## INSTRUÇÕES DE TRABALHO
Dê continuidade ao texto sobre a suplementação de melatonina, começando logo após a última frase apresentada.

Em 2021, a Anvisa (Agência Nacional de Vigilância Sanitária) aprovou o uso da melatonina para a formulação de suplementos alimentares, comercializados sem receita. A venda era permitida desde 2017, mas somente com indicação médica e em farmácias de manipulação.

Quando a suplementação é recomendada?
O suplemento de melatonina é indicado para tratar transtornos do ciclo circadiano -quando o relógio biológico está desalinhado com os horários externos. Um exemplo é o atraso da fase de sono, que faz com que os horários de adormecer e de despertar ocorram mais tarde do que o convencional.

“Muitas vezes, os pacientes só conseguem dormir muito tarde e acham que têm insônia, quando, na realidade, sofrem essa alteração”, observa Ícaro Grandesso, otorrinolaringologista e especialista em medicina do sono.

Outro exemplo é o distúrbio comportamental do sono REM, caracterizado por movimentos corporais repentinos e vocalizações durante a fase do sono em que acontecem os sonhos. Há, também, o jet lag, alteração no horário de dormir devido à mudança de fuso horário.

Segundo os especialistas, a suplementação também pode ser benéfica para idosos, que produzem o hormônio em menor quantidade. Entretanto, é necessário analisar caso a caso.

Entradas de dados armazenadas:
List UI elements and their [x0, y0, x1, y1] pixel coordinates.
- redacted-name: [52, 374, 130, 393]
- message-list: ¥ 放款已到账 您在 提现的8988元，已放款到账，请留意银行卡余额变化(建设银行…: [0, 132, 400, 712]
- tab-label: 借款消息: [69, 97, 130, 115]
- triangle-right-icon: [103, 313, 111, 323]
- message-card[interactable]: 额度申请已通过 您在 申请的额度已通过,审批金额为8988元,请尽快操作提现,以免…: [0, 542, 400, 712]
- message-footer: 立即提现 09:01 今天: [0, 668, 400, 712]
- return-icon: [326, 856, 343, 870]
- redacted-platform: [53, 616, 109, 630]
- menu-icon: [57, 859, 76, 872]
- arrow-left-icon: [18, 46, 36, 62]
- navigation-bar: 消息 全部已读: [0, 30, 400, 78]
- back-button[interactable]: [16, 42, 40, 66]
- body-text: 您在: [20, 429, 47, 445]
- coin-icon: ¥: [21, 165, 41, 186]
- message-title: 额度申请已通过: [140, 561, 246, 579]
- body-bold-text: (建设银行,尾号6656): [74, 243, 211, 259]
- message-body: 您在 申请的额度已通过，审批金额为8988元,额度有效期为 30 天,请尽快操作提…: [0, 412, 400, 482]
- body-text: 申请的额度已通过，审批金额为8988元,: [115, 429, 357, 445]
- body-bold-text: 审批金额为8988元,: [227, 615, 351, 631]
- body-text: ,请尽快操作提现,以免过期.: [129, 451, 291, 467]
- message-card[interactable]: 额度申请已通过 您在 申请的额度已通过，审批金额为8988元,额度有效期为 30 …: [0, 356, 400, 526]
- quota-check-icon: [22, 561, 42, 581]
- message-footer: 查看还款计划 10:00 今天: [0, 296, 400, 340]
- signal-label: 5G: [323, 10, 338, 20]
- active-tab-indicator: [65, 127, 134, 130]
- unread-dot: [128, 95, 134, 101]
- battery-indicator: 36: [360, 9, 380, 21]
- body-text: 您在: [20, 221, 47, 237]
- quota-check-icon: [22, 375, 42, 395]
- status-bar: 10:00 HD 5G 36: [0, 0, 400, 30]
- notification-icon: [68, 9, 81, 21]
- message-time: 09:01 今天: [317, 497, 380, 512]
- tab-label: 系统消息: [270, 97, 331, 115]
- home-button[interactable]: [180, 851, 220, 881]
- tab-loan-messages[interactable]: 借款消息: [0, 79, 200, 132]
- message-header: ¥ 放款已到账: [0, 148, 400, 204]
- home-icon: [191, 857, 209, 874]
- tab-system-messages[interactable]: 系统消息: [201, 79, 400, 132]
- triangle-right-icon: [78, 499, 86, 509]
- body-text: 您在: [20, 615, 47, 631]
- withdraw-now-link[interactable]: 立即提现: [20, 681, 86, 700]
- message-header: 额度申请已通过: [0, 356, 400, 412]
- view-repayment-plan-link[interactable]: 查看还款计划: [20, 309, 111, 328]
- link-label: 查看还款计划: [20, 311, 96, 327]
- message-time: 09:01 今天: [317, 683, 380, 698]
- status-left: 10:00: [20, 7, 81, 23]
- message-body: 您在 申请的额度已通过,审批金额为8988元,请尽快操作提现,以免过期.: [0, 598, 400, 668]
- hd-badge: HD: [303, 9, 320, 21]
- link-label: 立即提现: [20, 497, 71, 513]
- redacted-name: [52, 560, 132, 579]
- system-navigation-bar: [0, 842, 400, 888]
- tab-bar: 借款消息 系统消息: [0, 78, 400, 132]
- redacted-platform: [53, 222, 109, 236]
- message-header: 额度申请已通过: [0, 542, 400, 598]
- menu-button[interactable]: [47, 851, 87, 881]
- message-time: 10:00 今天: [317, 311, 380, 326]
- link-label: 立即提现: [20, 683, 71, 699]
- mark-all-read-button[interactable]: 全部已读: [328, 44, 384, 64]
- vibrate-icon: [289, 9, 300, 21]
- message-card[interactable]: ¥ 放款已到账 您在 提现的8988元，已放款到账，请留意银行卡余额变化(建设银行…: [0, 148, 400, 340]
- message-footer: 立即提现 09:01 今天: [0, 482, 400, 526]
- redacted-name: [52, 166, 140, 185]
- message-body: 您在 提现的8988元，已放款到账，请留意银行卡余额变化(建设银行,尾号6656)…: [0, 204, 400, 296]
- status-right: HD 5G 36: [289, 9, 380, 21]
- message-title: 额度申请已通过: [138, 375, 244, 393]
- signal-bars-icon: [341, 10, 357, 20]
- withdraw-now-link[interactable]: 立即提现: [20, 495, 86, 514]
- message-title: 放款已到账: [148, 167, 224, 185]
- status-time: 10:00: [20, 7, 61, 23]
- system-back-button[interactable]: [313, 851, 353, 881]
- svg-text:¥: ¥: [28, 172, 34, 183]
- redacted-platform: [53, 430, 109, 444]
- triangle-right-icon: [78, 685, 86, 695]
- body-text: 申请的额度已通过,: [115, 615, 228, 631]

## RESULTADO DA TAREFA
“Notamos, ainda, respostas positivas para crianças no espectro autista. Mas isso se deve ao fato de que elas, em geral, se enquadram nos transtornos de ritmo circadiano, pois têm o sono desregulado”, diz o neurologista Israel Pompeu.

Além de ajudar a reduzir a latência, o tempo gasto para adormecer, a melatonina pode proporcionar um descanso mais reparador. Esse foi o motivo que levou o estudante de jornalismo Reginaldo Ramos, 23, a buscar a suplementação:

“Comecei a usar a melatonina quando tinha 18 anos, porque só conseguia dormir muito tarde, apesar de me deitar cedo. Quando não tomava, acabava acordando muitas vezes de madrugada e me sentia cansado”, relata.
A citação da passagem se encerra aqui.